Data items
┄┄┄┄┄┄┄┄┄┄┄┄┄┄┄┄┄┄┄┄

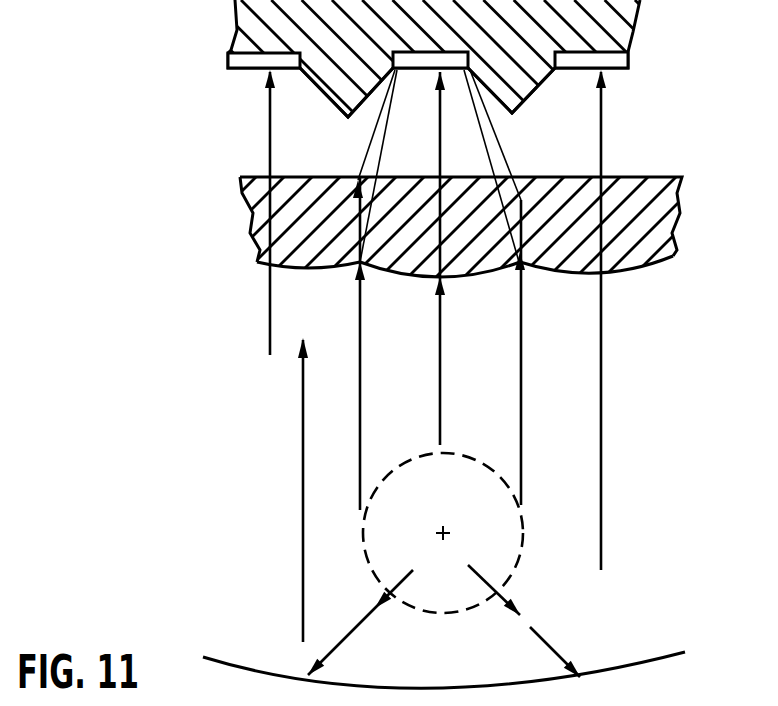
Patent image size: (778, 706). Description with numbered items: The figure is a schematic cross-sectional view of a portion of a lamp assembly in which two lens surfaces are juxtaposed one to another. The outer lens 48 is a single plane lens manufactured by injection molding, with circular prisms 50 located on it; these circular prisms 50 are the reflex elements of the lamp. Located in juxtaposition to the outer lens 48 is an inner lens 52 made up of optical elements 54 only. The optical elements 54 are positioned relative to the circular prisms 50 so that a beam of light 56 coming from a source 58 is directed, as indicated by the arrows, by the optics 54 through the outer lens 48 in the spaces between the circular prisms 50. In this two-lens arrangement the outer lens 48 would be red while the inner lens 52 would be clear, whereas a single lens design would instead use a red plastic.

The lens 48 is at (632, 33).
The circular prisms 50 is at (337, 103).
The inner lens 52 is at (700, 213).
The optical elements 54 is at (327, 269).
The beam of light 56 is at (441, 347).
The source 58 is at (524, 531).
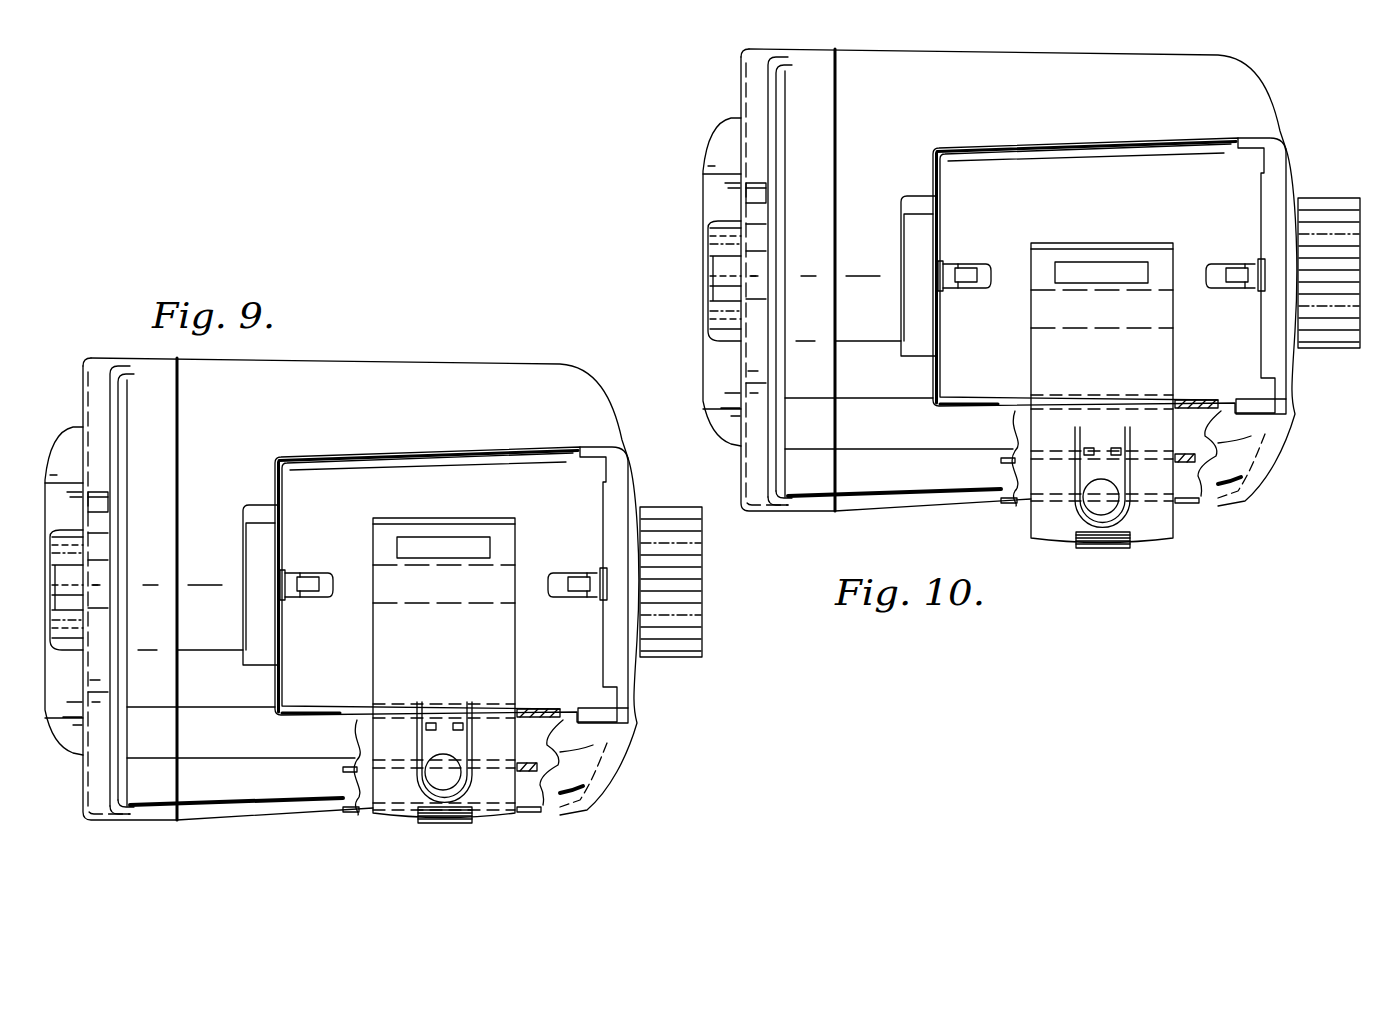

┄┄┄┄┄┄┄┄┄┄┄┄┄┄┄┄┄┄┄┄

# WHAT THE TASK REQUIRES
Copy every line of text in the items above verbatim, leaving out the pictures.

# TASK ANSWER
Patent image size: (778, 706). Description with numbered items: The figure is a schematic cross-sectional view of a portion of a lamp assembly in which two lens surfaces are juxtaposed one to another. The outer lens 48 is a single plane lens manufactured by injection molding, with circular prisms 50 located on it; these circular prisms 50 are the reflex elements of the lamp. Located in juxtaposition to the outer lens 48 is an inner lens 52 made up of optical elements 54 only. The optical elements 54 are positioned relative to the circular prisms 50 so that a beam of light 56 coming from a source 58 is directed, as indicated by the arrows, by the optics 54 through the outer lens 48 in the spaces between the circular prisms 50. In this two-lens arrangement the outer lens 48 would be red while the inner lens 52 would be clear, whereas a single lens design would instead use a red plastic.

The lens 48 is at (632, 33).
The circular prisms 50 is at (337, 103).
The inner lens 52 is at (700, 213).
The optical elements 54 is at (327, 269).
The beam of light 56 is at (441, 347).
The source 58 is at (524, 531).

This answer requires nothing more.